▶ **REQUIRED WORK**:
Reproduce every entry that follows word for word, but omit the images.
## Start GIVEN DATA
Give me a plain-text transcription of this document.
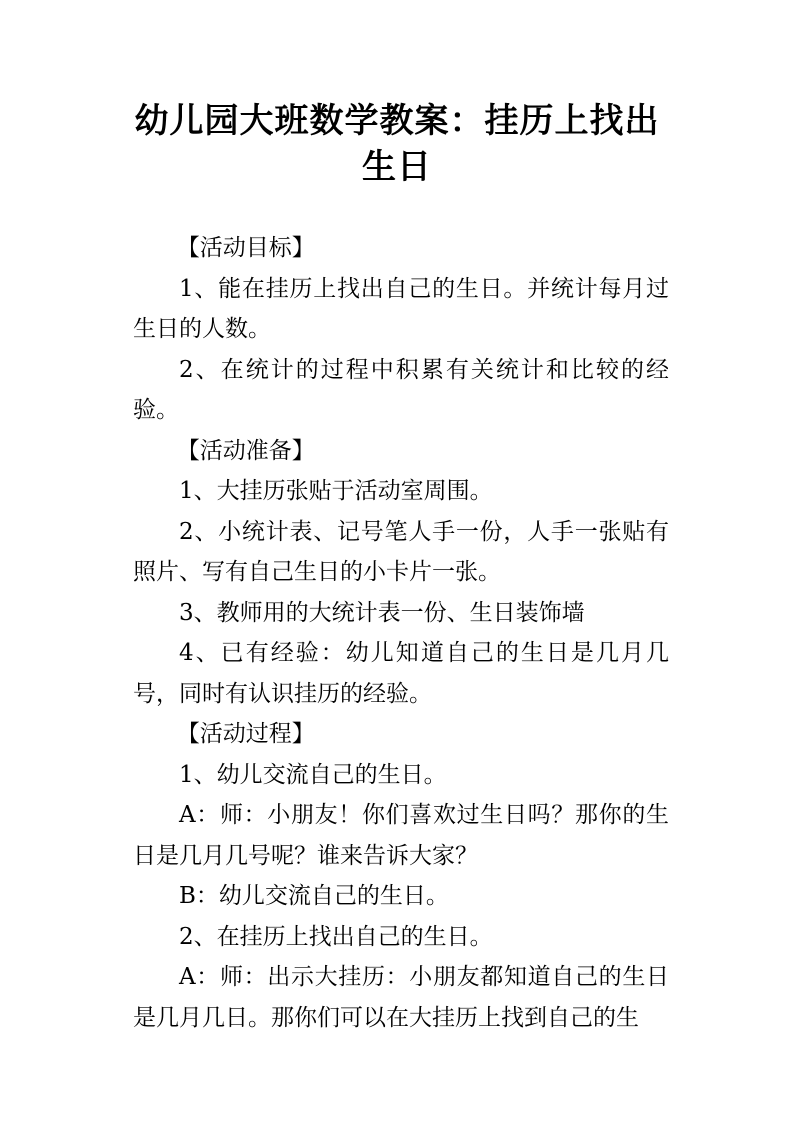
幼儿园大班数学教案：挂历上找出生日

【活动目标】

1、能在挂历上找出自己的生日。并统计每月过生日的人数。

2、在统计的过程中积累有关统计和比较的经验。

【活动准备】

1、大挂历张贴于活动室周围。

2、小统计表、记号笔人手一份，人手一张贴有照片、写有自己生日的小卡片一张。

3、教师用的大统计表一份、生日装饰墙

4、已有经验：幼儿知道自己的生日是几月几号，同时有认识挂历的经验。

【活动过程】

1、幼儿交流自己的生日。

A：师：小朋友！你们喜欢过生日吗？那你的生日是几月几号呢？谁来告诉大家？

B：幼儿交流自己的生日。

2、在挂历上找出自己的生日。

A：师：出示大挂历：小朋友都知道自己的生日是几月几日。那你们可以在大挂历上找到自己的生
## End GIVEN DATA
▶ **RESPONSE TO THIS EXERCISE**:
Give me a plain-text transcription of this document.
幼儿园大班数学教案：挂历上找出生日

【活动目标】

1、能在挂历上找出自己的生日。并统计每月过生日的人数。

2、在统计的过程中积累有关统计和比较的经验。

【活动准备】

1、大挂历张贴于活动室周围。

2、小统计表、记号笔人手一份，人手一张贴有照片、写有自己生日的小卡片一张。

3、教师用的大统计表一份、生日装饰墙

4、已有经验：幼儿知道自己的生日是几月几号，同时有认识挂历的经验。

【活动过程】

1、幼儿交流自己的生日。

A：师：小朋友！你们喜欢过生日吗？那你的生日是几月几号呢？谁来告诉大家？

B：幼儿交流自己的生日。

2、在挂历上找出自己的生日。

A：师：出示大挂历：小朋友都知道自己的生日是几月几日。那你们可以在大挂历上找到自己的生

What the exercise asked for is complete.